## JOB
For every line in the data below that contains "JSON", copy the line.

## DATA FOR PROCESSING
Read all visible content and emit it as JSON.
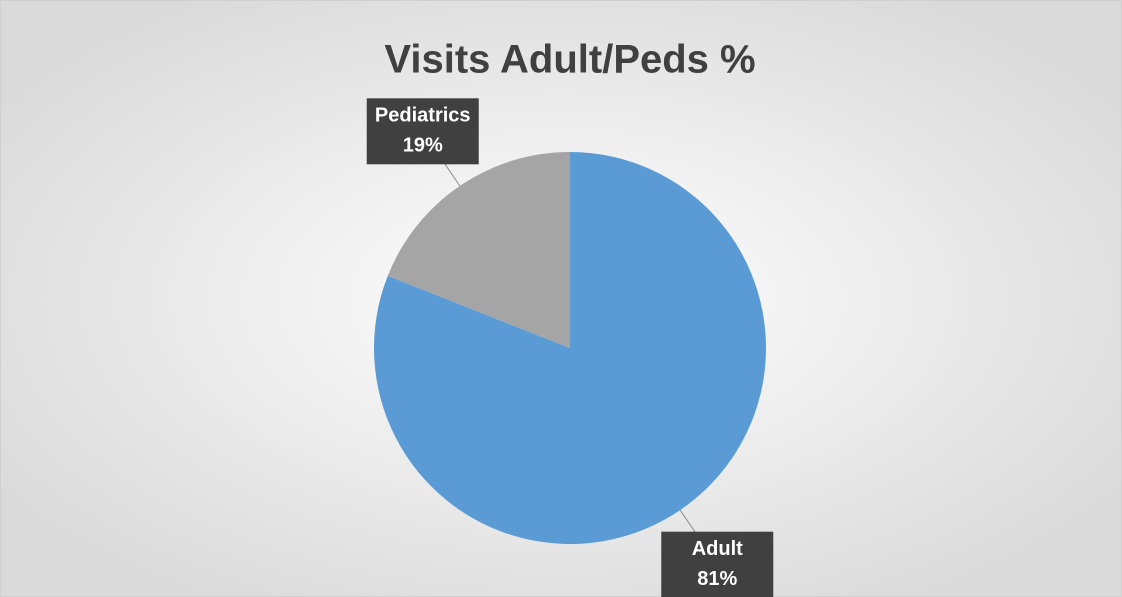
{
  "chart_data": {
    "type": "pie",
    "title": "Visits Adult/Peds %",
    "categories": [
      "Adult",
      "Pediatrics"
    ],
    "values": [
      81,
      19
    ],
    "value_labels": [
      "81%",
      "19%"
    ],
    "colors": [
      "#5b9bd5",
      "#a5a5a5"
    ]
  }
}
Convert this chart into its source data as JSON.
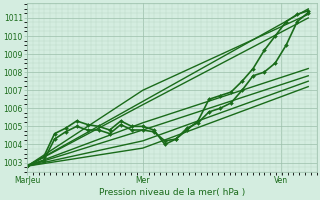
{
  "title": "Pression niveau de la mer( hPa )",
  "ylabel_ticks": [
    1003,
    1004,
    1005,
    1006,
    1007,
    1008,
    1009,
    1010,
    1011
  ],
  "ylim": [
    1002.5,
    1011.8
  ],
  "bg_color": "#d4ede0",
  "grid_color_major": "#9bbfaa",
  "grid_color_minor": "#b8d8c5",
  "line_color": "#1a6b1a",
  "tick_label_color": "#1a6b1a",
  "title_color": "#1a6b1a",
  "xtick_positions": [
    0,
    0.42,
    0.92
  ],
  "xtick_labels": [
    "MarJeu",
    "Mer",
    "Ven"
  ],
  "xlim": [
    0,
    1.05
  ],
  "lines": [
    {
      "x": [
        0.0,
        0.06,
        0.1,
        0.14,
        0.18,
        0.22,
        0.26,
        0.3,
        0.34,
        0.38,
        0.42,
        0.46,
        0.5,
        0.54,
        0.58,
        0.62,
        0.66,
        0.7,
        0.74,
        0.78,
        0.82,
        0.86,
        0.9,
        0.94,
        0.98,
        1.02
      ],
      "y": [
        1002.8,
        1003.3,
        1004.6,
        1004.9,
        1005.3,
        1005.1,
        1005.0,
        1004.8,
        1005.3,
        1005.0,
        1005.0,
        1004.8,
        1004.0,
        1004.3,
        1004.8,
        1005.3,
        1006.5,
        1006.7,
        1006.9,
        1007.5,
        1008.2,
        1009.2,
        1010.0,
        1010.8,
        1011.2,
        1011.4
      ],
      "marker": "D",
      "markersize": 2.0,
      "lw": 1.2
    },
    {
      "x": [
        0.0,
        0.06,
        0.1,
        0.14,
        0.18,
        0.22,
        0.26,
        0.3,
        0.34,
        0.38,
        0.42,
        0.46,
        0.5,
        0.54,
        0.58,
        0.62,
        0.66,
        0.7,
        0.74,
        0.78,
        0.82,
        0.86,
        0.9,
        0.94,
        0.98,
        1.02
      ],
      "y": [
        1002.8,
        1003.1,
        1004.3,
        1004.7,
        1005.0,
        1004.8,
        1004.8,
        1004.6,
        1005.1,
        1004.8,
        1004.8,
        1004.7,
        1004.2,
        1004.3,
        1004.9,
        1005.2,
        1005.8,
        1006.0,
        1006.3,
        1007.0,
        1007.8,
        1008.0,
        1008.5,
        1009.5,
        1010.8,
        1011.3
      ],
      "marker": "D",
      "markersize": 2.0,
      "lw": 1.2
    },
    {
      "x": [
        0.0,
        1.02
      ],
      "y": [
        1002.8,
        1011.5
      ],
      "marker": null,
      "markersize": 0,
      "lw": 1.0
    },
    {
      "x": [
        0.0,
        0.42,
        1.02
      ],
      "y": [
        1002.8,
        1007.0,
        1011.2
      ],
      "marker": null,
      "markersize": 0,
      "lw": 1.0
    },
    {
      "x": [
        0.0,
        0.42,
        1.02
      ],
      "y": [
        1002.8,
        1006.2,
        1011.0
      ],
      "marker": null,
      "markersize": 0,
      "lw": 1.0
    },
    {
      "x": [
        0.0,
        0.42,
        1.02
      ],
      "y": [
        1002.8,
        1005.2,
        1008.2
      ],
      "marker": null,
      "markersize": 0,
      "lw": 1.0
    },
    {
      "x": [
        0.0,
        0.42,
        1.02
      ],
      "y": [
        1002.8,
        1004.8,
        1007.8
      ],
      "marker": null,
      "markersize": 0,
      "lw": 1.0
    },
    {
      "x": [
        0.0,
        0.42,
        1.02
      ],
      "y": [
        1002.8,
        1004.2,
        1007.5
      ],
      "marker": null,
      "markersize": 0,
      "lw": 1.0
    },
    {
      "x": [
        0.0,
        0.42,
        1.02
      ],
      "y": [
        1002.8,
        1003.8,
        1007.2
      ],
      "marker": null,
      "markersize": 0,
      "lw": 1.0
    }
  ]
}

## COMPLETE ANSWER
Read all visible content and emit it as JSON.
Convert this chart into its source data as JSON.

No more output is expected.